What to do
Write out the entries verbatim and leave the images out of the copy.

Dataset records
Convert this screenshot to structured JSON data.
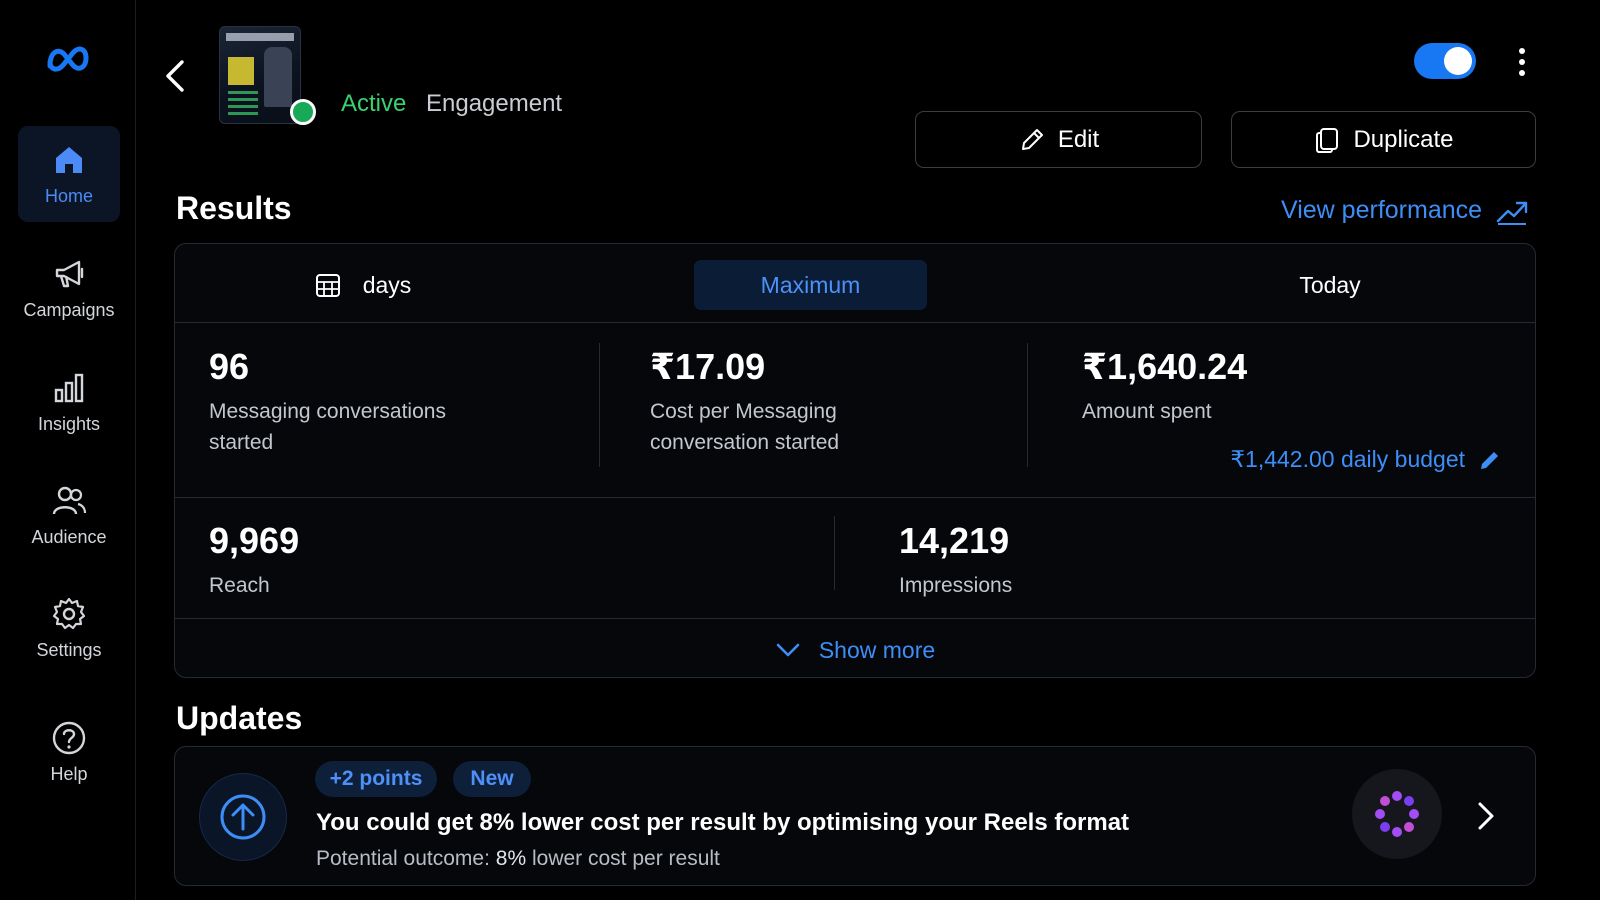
{
  "sidebar": {
    "logo": "meta-logo",
    "items": [
      {
        "label": "Home",
        "icon": "home-icon",
        "active": true
      },
      {
        "label": "Campaigns",
        "icon": "megaphone-icon"
      },
      {
        "label": "Insights",
        "icon": "bar-chart-icon"
      },
      {
        "label": "Audience",
        "icon": "people-icon"
      },
      {
        "label": "Settings",
        "icon": "gear-icon"
      },
      {
        "label": "Help",
        "icon": "help-icon"
      }
    ]
  },
  "header": {
    "status": "Active",
    "objective": "Engagement",
    "toggle_on": true,
    "edit_label": "Edit",
    "duplicate_label": "Duplicate"
  },
  "results": {
    "title": "Results",
    "view_performance": "View performance",
    "tabs": {
      "days": "days",
      "maximum": "Maximum",
      "today": "Today",
      "selected": "Maximum"
    },
    "metrics": [
      {
        "value": "96",
        "label": "Messaging conversations started"
      },
      {
        "value": "₹17.09",
        "label": "Cost per Messaging conversation started"
      },
      {
        "value": "₹1,640.24",
        "label": "Amount spent"
      },
      {
        "value": "9,969",
        "label": "Reach"
      },
      {
        "value": "14,219",
        "label": "Impressions"
      }
    ],
    "daily_budget": "₹1,442.00 daily budget",
    "show_more": "Show more"
  },
  "updates": {
    "title": "Updates",
    "card": {
      "badge_points": "+2 points",
      "badge_new": "New",
      "headline": "You could get 8% lower cost per result by optimising your Reels format",
      "sub_prefix": "Potential outcome:",
      "sub_highlight": "8%",
      "sub_suffix": "lower cost per result"
    }
  },
  "colors": {
    "accent_blue": "#3d8ef7",
    "active_green": "#3bd16f",
    "toggle_blue": "#1877f2",
    "background": "#000000"
  }
}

Answer to the exercise
Convert this screenshot to structured JSON data.
{
  "sidebar": {
    "logo": "meta-logo",
    "items": [
      {
        "label": "Home",
        "icon": "home-icon",
        "active": true
      },
      {
        "label": "Campaigns",
        "icon": "megaphone-icon"
      },
      {
        "label": "Insights",
        "icon": "bar-chart-icon"
      },
      {
        "label": "Audience",
        "icon": "people-icon"
      },
      {
        "label": "Settings",
        "icon": "gear-icon"
      },
      {
        "label": "Help",
        "icon": "help-icon"
      }
    ]
  },
  "header": {
    "status": "Active",
    "objective": "Engagement",
    "toggle_on": true,
    "edit_label": "Edit",
    "duplicate_label": "Duplicate"
  },
  "results": {
    "title": "Results",
    "view_performance": "View performance",
    "tabs": {
      "days": "days",
      "maximum": "Maximum",
      "today": "Today",
      "selected": "Maximum"
    },
    "metrics": [
      {
        "value": "96",
        "label": "Messaging conversations started"
      },
      {
        "value": "₹17.09",
        "label": "Cost per Messaging conversation started"
      },
      {
        "value": "₹1,640.24",
        "label": "Amount spent"
      },
      {
        "value": "9,969",
        "label": "Reach"
      },
      {
        "value": "14,219",
        "label": "Impressions"
      }
    ],
    "daily_budget": "₹1,442.00 daily budget",
    "show_more": "Show more"
  },
  "updates": {
    "title": "Updates",
    "card": {
      "badge_points": "+2 points",
      "badge_new": "New",
      "headline": "You could get 8% lower cost per result by optimising your Reels format",
      "sub_prefix": "Potential outcome:",
      "sub_highlight": "8%",
      "sub_suffix": "lower cost per result"
    }
  },
  "colors": {
    "accent_blue": "#3d8ef7",
    "active_green": "#3bd16f",
    "toggle_blue": "#1877f2",
    "background": "#000000"
  }
}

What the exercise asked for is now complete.